Required task 1 —
Answer these questions using the transcript:
(a) According to James Richardson, who is more likely to gain first-mover advantage?
(b) In which area does Phil Graham say this type of approach was most obviously valuable?
(c) Which bank does Lord Giddens ask about?

Extract —

— START —

Q5 The Chairman: Just to pick up a tiny point there, I had always thought that first-mover advantage is most palpable in the kind of technologies that you are talking about, where there is an issue that is digital, rather than old, traditional technologies. Is that not the case?
James Richardson: First-mover advantage is more likely to be for the provider, as it were, than for the financial institution that is backing it. There is also a life cycle with these technologies in terms of the degree of certainty in the investment and the degree of risk. Often, the first mover actually does not necessarily win out, because they take a lot of the risk and a lot of the cost of developing it, and then somebody else may come along and win out, so it is not necessarily true. You want to be early, but you do not necessarily want to be first.
Phil Graham: Where the areas are that you are actually talking about genuine technological risk deserves thinking about. In digital, in terms of rollout of full fibre, it is not really a technological risk. People know how full fibre works; we can dig up the road and stick it in there. The risk is in how the market is going to respond to that. The area where this type of approach has been most obviously valuable from the work that we did in the past was in offshore wind, where it does not feel like new technology—it is sticking a load of concrete in the sea and building a tower on top of it—but whether you can make that work, make the system flexibility and whether that will stand up to the environmental conditions was quite seriously challenging and uncertain.
The Chairman: It is a very good point at which to talk about the environment and bring Lord Giddens in.
Q6 Lord Giddens: I was pleased that environmental issues loomed large in your opening statement. I would like to ask you briefly three quick questions about the Green Investment Bank. How important was that bank in supporting environmental investment? What would be the consequences of its privatisation? Should any aspects of what that bank did be incorporated into a new UK infrastructure system or programme, and how would that be done?

— END —

Exercise data —
— START —

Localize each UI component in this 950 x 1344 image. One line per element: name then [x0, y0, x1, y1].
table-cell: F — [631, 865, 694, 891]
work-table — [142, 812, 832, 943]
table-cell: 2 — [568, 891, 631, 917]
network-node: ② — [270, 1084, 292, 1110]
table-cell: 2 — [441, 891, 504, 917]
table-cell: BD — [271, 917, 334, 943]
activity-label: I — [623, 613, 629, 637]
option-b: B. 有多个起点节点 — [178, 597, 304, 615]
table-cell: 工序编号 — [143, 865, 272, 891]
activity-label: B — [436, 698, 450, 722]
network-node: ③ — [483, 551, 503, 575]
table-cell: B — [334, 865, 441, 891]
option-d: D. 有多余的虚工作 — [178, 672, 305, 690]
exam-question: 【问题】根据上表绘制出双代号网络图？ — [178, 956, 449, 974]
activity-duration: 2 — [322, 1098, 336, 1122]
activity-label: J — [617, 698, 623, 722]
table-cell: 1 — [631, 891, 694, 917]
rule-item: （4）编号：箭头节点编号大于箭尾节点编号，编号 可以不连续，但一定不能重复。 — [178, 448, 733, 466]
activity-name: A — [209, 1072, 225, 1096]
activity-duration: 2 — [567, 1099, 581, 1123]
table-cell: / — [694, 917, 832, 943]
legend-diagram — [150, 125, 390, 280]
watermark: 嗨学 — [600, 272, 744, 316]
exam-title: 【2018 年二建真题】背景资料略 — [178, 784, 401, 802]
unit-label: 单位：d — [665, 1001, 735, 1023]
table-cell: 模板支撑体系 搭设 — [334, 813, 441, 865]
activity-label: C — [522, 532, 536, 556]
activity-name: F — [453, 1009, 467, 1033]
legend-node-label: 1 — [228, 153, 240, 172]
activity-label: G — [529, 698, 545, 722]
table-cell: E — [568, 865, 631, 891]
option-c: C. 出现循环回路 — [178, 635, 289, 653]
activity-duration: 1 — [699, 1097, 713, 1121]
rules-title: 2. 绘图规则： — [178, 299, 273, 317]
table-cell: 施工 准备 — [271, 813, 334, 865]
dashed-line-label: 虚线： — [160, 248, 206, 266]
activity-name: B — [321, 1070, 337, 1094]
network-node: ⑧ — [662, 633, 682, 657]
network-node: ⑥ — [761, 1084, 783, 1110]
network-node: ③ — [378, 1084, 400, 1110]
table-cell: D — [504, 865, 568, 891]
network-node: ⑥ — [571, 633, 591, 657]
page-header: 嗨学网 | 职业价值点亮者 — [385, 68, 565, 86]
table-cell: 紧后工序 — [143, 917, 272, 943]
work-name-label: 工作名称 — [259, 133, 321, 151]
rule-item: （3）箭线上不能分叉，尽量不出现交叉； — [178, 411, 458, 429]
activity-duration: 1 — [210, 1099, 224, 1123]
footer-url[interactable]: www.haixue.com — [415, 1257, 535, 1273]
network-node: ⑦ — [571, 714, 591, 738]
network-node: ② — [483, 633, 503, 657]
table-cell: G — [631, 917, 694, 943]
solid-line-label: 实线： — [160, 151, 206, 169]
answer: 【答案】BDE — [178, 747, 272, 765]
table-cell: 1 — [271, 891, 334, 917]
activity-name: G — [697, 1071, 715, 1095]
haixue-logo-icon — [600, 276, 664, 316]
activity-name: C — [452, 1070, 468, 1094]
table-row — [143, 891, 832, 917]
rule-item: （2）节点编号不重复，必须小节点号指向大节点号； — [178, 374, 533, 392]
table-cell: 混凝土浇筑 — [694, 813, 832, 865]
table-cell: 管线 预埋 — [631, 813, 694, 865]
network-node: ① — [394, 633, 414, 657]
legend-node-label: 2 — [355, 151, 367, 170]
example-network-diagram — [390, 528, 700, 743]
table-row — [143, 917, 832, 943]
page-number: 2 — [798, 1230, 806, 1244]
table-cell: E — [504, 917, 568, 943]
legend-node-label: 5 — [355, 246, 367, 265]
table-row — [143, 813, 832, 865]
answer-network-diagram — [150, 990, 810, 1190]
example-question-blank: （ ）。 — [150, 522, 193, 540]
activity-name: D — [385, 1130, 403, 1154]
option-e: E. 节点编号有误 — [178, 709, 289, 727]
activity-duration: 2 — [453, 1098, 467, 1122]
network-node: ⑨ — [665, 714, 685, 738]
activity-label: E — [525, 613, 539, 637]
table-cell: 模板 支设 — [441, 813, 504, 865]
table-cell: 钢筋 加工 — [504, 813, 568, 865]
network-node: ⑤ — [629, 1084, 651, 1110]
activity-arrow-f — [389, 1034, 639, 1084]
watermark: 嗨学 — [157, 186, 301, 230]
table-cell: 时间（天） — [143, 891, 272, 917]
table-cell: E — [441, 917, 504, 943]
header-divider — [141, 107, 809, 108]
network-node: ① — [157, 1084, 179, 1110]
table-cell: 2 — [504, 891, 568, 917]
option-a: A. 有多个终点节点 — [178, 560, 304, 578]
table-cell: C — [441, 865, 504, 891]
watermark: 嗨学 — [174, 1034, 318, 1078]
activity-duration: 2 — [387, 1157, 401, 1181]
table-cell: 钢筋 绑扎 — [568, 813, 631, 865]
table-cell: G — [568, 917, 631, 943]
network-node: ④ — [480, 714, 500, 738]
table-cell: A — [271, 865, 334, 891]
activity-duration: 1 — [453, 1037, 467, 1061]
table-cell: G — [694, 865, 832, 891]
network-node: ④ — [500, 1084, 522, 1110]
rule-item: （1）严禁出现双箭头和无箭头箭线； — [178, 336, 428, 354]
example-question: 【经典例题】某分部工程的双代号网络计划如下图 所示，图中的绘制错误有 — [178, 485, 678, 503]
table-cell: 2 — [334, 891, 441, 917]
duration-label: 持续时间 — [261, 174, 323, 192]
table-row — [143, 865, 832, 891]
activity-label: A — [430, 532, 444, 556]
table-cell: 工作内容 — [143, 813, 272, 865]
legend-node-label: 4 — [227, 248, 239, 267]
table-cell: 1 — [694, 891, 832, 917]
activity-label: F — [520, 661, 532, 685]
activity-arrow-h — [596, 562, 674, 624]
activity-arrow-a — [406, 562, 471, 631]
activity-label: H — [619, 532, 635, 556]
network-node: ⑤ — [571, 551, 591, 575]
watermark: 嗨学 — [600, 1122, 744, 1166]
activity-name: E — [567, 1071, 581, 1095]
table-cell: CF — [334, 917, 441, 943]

— END —

Required task 2 — Arrange the listing as a numbered list, starting at its first line and ending with the line that contains "watermark: 嗨学 — [600, 272, 744, 316]", both included. Leave out any blank lines.

Correct result 1 —
(a) The provider, rather than the financial institution that is backing it.
(b) Offshore wind.
(c) The Green Investment Bank.

Correct result 2 —
1. Localize each UI component in this 950 x 1344 image. One line per element: name then [x0, y0, x1, y1].
2. table-cell: F — [631, 865, 694, 891]
3. work-table — [142, 812, 832, 943]
4. table-cell: 2 — [568, 891, 631, 917]
5. network-node: ② — [270, 1084, 292, 1110]
6. table-cell: 2 — [441, 891, 504, 917]
7. table-cell: BD — [271, 917, 334, 943]
8. activity-label: I — [623, 613, 629, 637]
9. option-b: B. 有多个起点节点 — [178, 597, 304, 615]
10. table-cell: 工序编号 — [143, 865, 272, 891]
11. activity-label: B — [436, 698, 450, 722]
12. network-node: ③ — [483, 551, 503, 575]
13. table-cell: B — [334, 865, 441, 891]
14. option-d: D. 有多余的虚工作 — [178, 672, 305, 690]
15. exam-question: 【问题】根据上表绘制出双代号网络图？ — [178, 956, 449, 974]
16. activity-duration: 2 — [322, 1098, 336, 1122]
17. activity-label: J — [617, 698, 623, 722]
18. table-cell: 1 — [631, 891, 694, 917]
19. rule-item: （4）编号：箭头节点编号大于箭尾节点编号，编号 可以不连续，但一定不能重复。 — [178, 448, 733, 466]
20. activity-name: A — [209, 1072, 225, 1096]
21. activity-duration: 2 — [567, 1099, 581, 1123]
22. table-cell: / — [694, 917, 832, 943]
23. legend-diagram — [150, 125, 390, 280]
24. watermark: 嗨学 — [600, 272, 744, 316]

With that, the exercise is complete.